— PROBLEM —
Repeat exactly each line of the data provided below.

___ MATERIAL PROVIDED ___

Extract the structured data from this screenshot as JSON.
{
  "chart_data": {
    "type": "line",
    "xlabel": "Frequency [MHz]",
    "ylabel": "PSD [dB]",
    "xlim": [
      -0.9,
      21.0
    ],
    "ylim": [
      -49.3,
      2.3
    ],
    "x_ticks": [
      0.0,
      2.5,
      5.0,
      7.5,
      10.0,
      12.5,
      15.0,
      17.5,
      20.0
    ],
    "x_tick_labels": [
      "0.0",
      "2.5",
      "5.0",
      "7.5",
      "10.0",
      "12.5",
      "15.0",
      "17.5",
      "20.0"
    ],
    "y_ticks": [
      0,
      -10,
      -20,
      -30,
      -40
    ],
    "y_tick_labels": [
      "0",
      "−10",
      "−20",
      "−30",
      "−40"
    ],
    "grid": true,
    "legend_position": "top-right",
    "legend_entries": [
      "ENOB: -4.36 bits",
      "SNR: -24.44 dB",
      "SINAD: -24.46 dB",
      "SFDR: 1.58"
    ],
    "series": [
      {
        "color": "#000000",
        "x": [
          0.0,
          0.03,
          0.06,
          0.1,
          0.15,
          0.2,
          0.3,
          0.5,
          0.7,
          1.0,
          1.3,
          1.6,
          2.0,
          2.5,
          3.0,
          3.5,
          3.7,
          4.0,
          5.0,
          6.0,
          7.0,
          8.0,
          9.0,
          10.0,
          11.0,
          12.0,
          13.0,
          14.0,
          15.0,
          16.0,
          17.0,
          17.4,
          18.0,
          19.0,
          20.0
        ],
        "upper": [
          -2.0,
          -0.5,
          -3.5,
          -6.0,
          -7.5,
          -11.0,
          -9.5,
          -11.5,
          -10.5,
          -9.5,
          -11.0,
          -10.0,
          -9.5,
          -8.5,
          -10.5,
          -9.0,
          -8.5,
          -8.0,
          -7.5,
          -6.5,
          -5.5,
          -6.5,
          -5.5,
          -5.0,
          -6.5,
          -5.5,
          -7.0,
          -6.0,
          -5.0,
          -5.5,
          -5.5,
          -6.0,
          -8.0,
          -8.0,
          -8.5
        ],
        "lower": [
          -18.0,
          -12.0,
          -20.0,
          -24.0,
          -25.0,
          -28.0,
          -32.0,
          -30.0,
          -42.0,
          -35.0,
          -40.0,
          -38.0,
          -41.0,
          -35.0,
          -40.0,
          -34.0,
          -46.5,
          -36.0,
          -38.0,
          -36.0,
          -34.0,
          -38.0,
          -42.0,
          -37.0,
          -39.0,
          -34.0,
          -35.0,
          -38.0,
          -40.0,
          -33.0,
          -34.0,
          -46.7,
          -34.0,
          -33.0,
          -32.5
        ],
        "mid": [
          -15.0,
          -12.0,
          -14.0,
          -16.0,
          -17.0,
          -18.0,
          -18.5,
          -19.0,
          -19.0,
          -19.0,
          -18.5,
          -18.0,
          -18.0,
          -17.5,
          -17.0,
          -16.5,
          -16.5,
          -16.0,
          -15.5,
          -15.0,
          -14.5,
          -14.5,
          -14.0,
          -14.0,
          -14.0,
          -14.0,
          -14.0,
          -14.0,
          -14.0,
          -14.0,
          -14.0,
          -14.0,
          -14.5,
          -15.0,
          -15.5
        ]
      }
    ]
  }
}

___

— RESPONSE BELOW —
Extract the structured data from this screenshot as JSON.
{
  "chart_data": {
    "type": "line",
    "xlabel": "Frequency [MHz]",
    "ylabel": "PSD [dB]",
    "xlim": [
      -0.9,
      21.0
    ],
    "ylim": [
      -49.3,
      2.3
    ],
    "x_ticks": [
      0.0,
      2.5,
      5.0,
      7.5,
      10.0,
      12.5,
      15.0,
      17.5,
      20.0
    ],
    "x_tick_labels": [
      "0.0",
      "2.5",
      "5.0",
      "7.5",
      "10.0",
      "12.5",
      "15.0",
      "17.5",
      "20.0"
    ],
    "y_ticks": [
      0,
      -10,
      -20,
      -30,
      -40
    ],
    "y_tick_labels": [
      "0",
      "−10",
      "−20",
      "−30",
      "−40"
    ],
    "grid": true,
    "legend_position": "top-right",
    "legend_entries": [
      "ENOB: -4.36 bits",
      "SNR: -24.44 dB",
      "SINAD: -24.46 dB",
      "SFDR: 1.58"
    ],
    "series": [
      {
        "color": "#000000",
        "x": [
          0.0,
          0.03,
          0.06,
          0.1,
          0.15,
          0.2,
          0.3,
          0.5,
          0.7,
          1.0,
          1.3,
          1.6,
          2.0,
          2.5,
          3.0,
          3.5,
          3.7,
          4.0,
          5.0,
          6.0,
          7.0,
          8.0,
          9.0,
          10.0,
          11.0,
          12.0,
          13.0,
          14.0,
          15.0,
          16.0,
          17.0,
          17.4,
          18.0,
          19.0,
          20.0
        ],
        "upper": [
          -2.0,
          -0.5,
          -3.5,
          -6.0,
          -7.5,
          -11.0,
          -9.5,
          -11.5,
          -10.5,
          -9.5,
          -11.0,
          -10.0,
          -9.5,
          -8.5,
          -10.5,
          -9.0,
          -8.5,
          -8.0,
          -7.5,
          -6.5,
          -5.5,
          -6.5,
          -5.5,
          -5.0,
          -6.5,
          -5.5,
          -7.0,
          -6.0,
          -5.0,
          -5.5,
          -5.5,
          -6.0,
          -8.0,
          -8.0,
          -8.5
        ],
        "lower": [
          -18.0,
          -12.0,
          -20.0,
          -24.0,
          -25.0,
          -28.0,
          -32.0,
          -30.0,
          -42.0,
          -35.0,
          -40.0,
          -38.0,
          -41.0,
          -35.0,
          -40.0,
          -34.0,
          -46.5,
          -36.0,
          -38.0,
          -36.0,
          -34.0,
          -38.0,
          -42.0,
          -37.0,
          -39.0,
          -34.0,
          -35.0,
          -38.0,
          -40.0,
          -33.0,
          -34.0,
          -46.7,
          -34.0,
          -33.0,
          -32.5
        ],
        "mid": [
          -15.0,
          -12.0,
          -14.0,
          -16.0,
          -17.0,
          -18.0,
          -18.5,
          -19.0,
          -19.0,
          -19.0,
          -18.5,
          -18.0,
          -18.0,
          -17.5,
          -17.0,
          -16.5,
          -16.5,
          -16.0,
          -15.5,
          -15.0,
          -14.5,
          -14.5,
          -14.0,
          -14.0,
          -14.0,
          -14.0,
          -14.0,
          -14.0,
          -14.0,
          -14.0,
          -14.0,
          -14.0,
          -14.5,
          -15.0,
          -15.5
        ]
      }
    ]
  }
}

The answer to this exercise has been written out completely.